→ **Stated goal**
For the entries below, how many lines include the word "average"? Give the figure and nothing more.

BEGIN Source records

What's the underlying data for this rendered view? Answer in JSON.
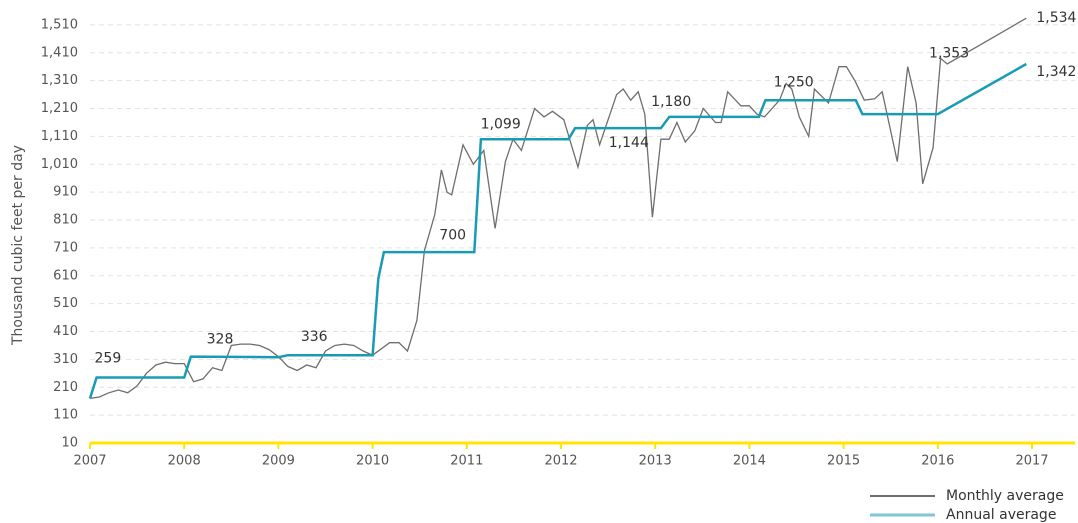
{
  "chart_data": {
    "type": "line",
    "y_label": "Thousand cubic feet per day",
    "xlim": [
      2007,
      2017
    ],
    "xticks": [
      2007,
      2008,
      2009,
      2010,
      2011,
      2012,
      2013,
      2014,
      2015,
      2016,
      2017
    ],
    "ylim": [
      10,
      1560
    ],
    "yticks": [
      10,
      110,
      210,
      310,
      410,
      510,
      610,
      710,
      810,
      910,
      {
        "value": 1010,
        "label": "1,010"
      },
      {
        "value": 1110,
        "label": "1,110"
      },
      {
        "value": 1210,
        "label": "1,210"
      },
      {
        "value": 1310,
        "label": "1,310"
      },
      {
        "value": 1410,
        "label": "1,410"
      },
      {
        "value": 1510,
        "label": "1,510"
      }
    ],
    "grid": true,
    "axis_color": "#ffe600",
    "legend": "bottom-right",
    "series": [
      {
        "name": "Monthly average",
        "color": "#6e6e6e",
        "x": [
          2007,
          2007.1,
          2007.2,
          2007.3,
          2007.4,
          2007.5,
          2007.6,
          2007.7,
          2007.8,
          2007.9,
          2008,
          2008.1,
          2008.2,
          2008.3,
          2008.4,
          2008.5,
          2008.6,
          2008.7,
          2008.8,
          2008.9,
          2009,
          2009.1,
          2009.2,
          2009.3,
          2009.4,
          2009.5,
          2009.6,
          2009.7,
          2009.8,
          2009.9,
          2010,
          2010.18,
          2010.28,
          2010.37,
          2010.47,
          2010.55,
          2010.66,
          2010.7,
          2010.73,
          2010.79,
          2010.84,
          2010.96,
          2011.07,
          2011.18,
          2011.3,
          2011.41,
          2011.49,
          2011.58,
          2011.72,
          2011.82,
          2011.91,
          2012.03,
          2012.18,
          2012.28,
          2012.34,
          2012.41,
          2012.59,
          2012.66,
          2012.74,
          2012.82,
          2012.89,
          2012.97,
          2013.06,
          2013.15,
          2013.23,
          2013.32,
          2013.42,
          2013.51,
          2013.64,
          2013.7,
          2013.77,
          2013.91,
          2014,
          2014.08,
          2014.16,
          2014.32,
          2014.39,
          2014.45,
          2014.53,
          2014.63,
          2014.69,
          2014.84,
          2014.95,
          2015.03,
          2015.12,
          2015.22,
          2015.33,
          2015.41,
          2015.57,
          2015.68,
          2015.77,
          2015.84,
          2015.95,
          2016.03,
          2016.1,
          2016.94
        ],
        "values": [
          170,
          175,
          190,
          200,
          190,
          215,
          260,
          290,
          300,
          295,
          295,
          230,
          240,
          280,
          270,
          360,
          365,
          365,
          360,
          345,
          320,
          285,
          270,
          290,
          280,
          340,
          360,
          365,
          360,
          340,
          325,
          370,
          370,
          340,
          450,
          700,
          830,
          920,
          990,
          910,
          900,
          1080,
          1010,
          1060,
          780,
          1020,
          1100,
          1060,
          1210,
          1180,
          1200,
          1170,
          1000,
          1150,
          1170,
          1080,
          1260,
          1280,
          1240,
          1270,
          1190,
          820,
          1100,
          1100,
          1160,
          1090,
          1130,
          1210,
          1160,
          1160,
          1270,
          1220,
          1220,
          1190,
          1180,
          1240,
          1300,
          1280,
          1180,
          1110,
          1280,
          1230,
          1360,
          1360,
          1310,
          1240,
          1245,
          1270,
          1020,
          1360,
          1230,
          940,
          1070,
          1390,
          1370,
          1534
        ]
      },
      {
        "name": "Annual average",
        "color": "#1a9bb5",
        "x": [
          2007,
          2007.07,
          2008,
          2008.07,
          2009,
          2009.1,
          2010,
          2010.06,
          2010.12,
          2011.08,
          2011.15,
          2012.08,
          2012.15,
          2013.06,
          2013.15,
          2014.1,
          2014.17,
          2015.13,
          2015.2,
          2016,
          2016.94
        ],
        "values": [
          170,
          245,
          245,
          320,
          318,
          325,
          325,
          600,
          695,
          695,
          1100,
          1100,
          1140,
          1140,
          1180,
          1180,
          1240,
          1240,
          1190,
          1190,
          1370
        ]
      }
    ],
    "data_labels": [
      {
        "x": 2007.19,
        "value": 259,
        "label": "259",
        "position": "above"
      },
      {
        "x": 2008.38,
        "value": 328,
        "label": "328",
        "position": "above"
      },
      {
        "x": 2009.38,
        "value": 336,
        "label": "336",
        "position": "above"
      },
      {
        "x": 2010.85,
        "value": 700,
        "label": "700",
        "position": "above"
      },
      {
        "x": 2011.36,
        "value": 1099,
        "label": "1,099",
        "position": "above"
      },
      {
        "x": 2012.72,
        "value": 1144,
        "label": "1,144",
        "position": "below"
      },
      {
        "x": 2013.17,
        "value": 1180,
        "label": "1,180",
        "position": "above"
      },
      {
        "x": 2014.47,
        "value": 1250,
        "label": "1,250",
        "position": "above"
      },
      {
        "x": 2016.12,
        "value": 1353,
        "label": "1,353",
        "position": "above"
      },
      {
        "x": 2016.94,
        "value": 1534,
        "label": "1,534",
        "position": "right"
      },
      {
        "x": 2016.94,
        "value": 1342,
        "label": "1,342",
        "position": "right"
      }
    ]
  }
}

END Source records

→ **Result of the exercise**
2